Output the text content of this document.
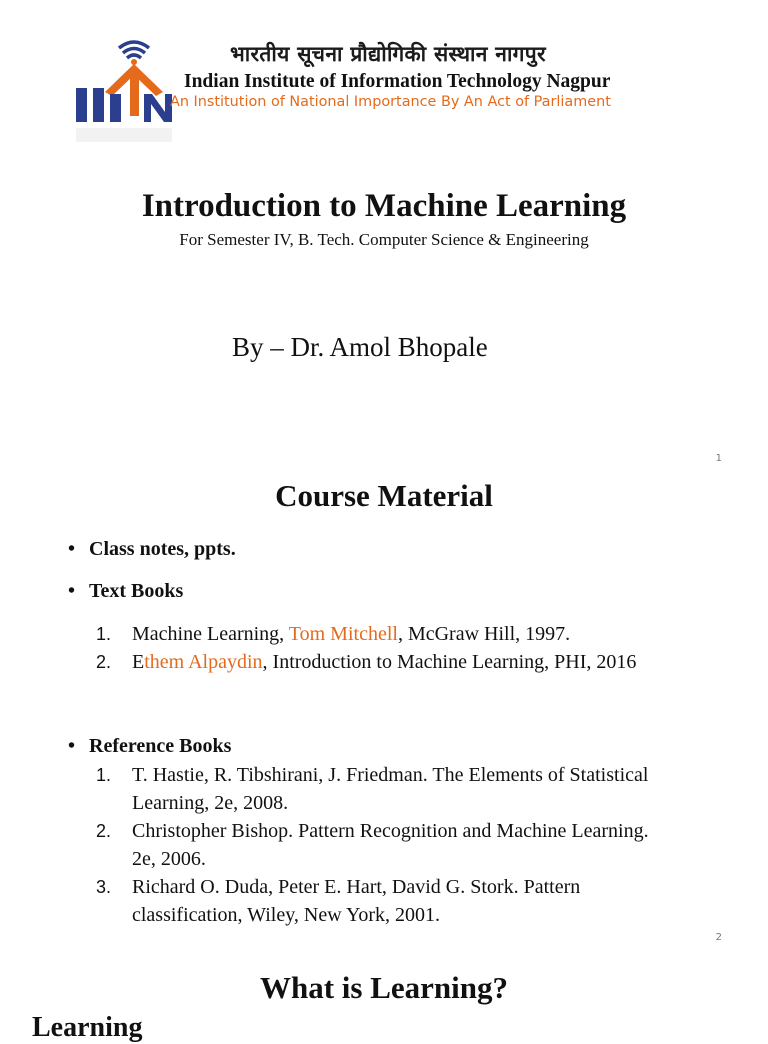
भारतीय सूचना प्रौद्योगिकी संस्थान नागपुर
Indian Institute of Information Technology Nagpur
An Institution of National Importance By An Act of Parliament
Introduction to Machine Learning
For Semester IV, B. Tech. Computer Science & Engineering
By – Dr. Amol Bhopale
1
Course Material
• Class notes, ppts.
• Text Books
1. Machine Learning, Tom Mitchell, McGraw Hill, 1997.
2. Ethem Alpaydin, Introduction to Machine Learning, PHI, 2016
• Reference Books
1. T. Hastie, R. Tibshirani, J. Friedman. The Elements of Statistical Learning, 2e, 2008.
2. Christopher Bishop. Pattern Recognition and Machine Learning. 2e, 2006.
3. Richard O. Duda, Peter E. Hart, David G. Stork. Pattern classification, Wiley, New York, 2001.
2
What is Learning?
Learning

##########

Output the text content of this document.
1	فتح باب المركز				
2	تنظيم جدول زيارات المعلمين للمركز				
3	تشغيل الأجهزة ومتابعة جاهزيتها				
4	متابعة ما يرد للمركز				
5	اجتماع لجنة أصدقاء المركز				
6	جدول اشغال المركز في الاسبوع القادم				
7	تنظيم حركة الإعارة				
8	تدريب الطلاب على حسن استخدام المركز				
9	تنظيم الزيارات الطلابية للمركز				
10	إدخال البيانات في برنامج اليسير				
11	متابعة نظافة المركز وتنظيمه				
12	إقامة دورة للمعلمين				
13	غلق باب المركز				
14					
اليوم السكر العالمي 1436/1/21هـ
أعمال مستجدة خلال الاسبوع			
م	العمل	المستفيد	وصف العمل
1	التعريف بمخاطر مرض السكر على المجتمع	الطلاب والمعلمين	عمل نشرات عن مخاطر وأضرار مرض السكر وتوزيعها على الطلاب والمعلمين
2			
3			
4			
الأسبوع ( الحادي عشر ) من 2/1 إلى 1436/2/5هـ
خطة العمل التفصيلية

##########

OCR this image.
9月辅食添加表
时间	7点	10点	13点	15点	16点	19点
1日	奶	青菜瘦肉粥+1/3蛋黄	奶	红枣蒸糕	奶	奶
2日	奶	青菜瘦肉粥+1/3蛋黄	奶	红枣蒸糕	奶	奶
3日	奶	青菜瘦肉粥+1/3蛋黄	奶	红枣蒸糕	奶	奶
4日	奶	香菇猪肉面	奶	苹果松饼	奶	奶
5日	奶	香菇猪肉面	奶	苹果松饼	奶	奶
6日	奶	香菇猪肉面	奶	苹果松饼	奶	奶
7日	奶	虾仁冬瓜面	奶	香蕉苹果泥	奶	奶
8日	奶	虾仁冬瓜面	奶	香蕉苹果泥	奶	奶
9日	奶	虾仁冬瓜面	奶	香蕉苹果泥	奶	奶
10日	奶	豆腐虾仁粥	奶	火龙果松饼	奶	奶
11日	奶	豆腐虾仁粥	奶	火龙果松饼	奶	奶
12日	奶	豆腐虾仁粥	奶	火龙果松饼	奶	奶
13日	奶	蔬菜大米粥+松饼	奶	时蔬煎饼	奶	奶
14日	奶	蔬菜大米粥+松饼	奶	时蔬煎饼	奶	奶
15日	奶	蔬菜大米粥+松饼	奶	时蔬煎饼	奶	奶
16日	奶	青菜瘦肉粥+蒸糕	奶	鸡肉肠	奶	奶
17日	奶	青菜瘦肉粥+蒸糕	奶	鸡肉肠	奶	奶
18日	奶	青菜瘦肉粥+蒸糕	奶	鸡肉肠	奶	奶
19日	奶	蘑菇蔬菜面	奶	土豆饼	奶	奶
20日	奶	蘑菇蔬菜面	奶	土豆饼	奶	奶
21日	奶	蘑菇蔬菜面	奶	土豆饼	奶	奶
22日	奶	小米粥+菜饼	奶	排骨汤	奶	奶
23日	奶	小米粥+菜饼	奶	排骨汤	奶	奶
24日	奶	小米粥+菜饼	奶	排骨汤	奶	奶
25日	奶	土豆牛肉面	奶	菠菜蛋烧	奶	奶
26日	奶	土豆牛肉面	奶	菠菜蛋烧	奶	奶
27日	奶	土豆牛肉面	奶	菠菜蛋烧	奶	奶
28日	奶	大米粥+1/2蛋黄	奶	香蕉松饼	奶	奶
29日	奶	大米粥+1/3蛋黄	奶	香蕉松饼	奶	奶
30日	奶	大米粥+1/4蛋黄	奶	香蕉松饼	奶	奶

##########

### Work to complete
Keep only the lines that hold the string "السكر", and copy them out.

### Complete output
اليوم السكر العالمي 1436/1/21هـ
1	التعريف بمخاطر مرض السكر على المجتمع	الطلاب والمعلمين	عمل نشرات عن مخاطر وأضرار مرض السكر وتوزيعها على الطلاب والمعلمين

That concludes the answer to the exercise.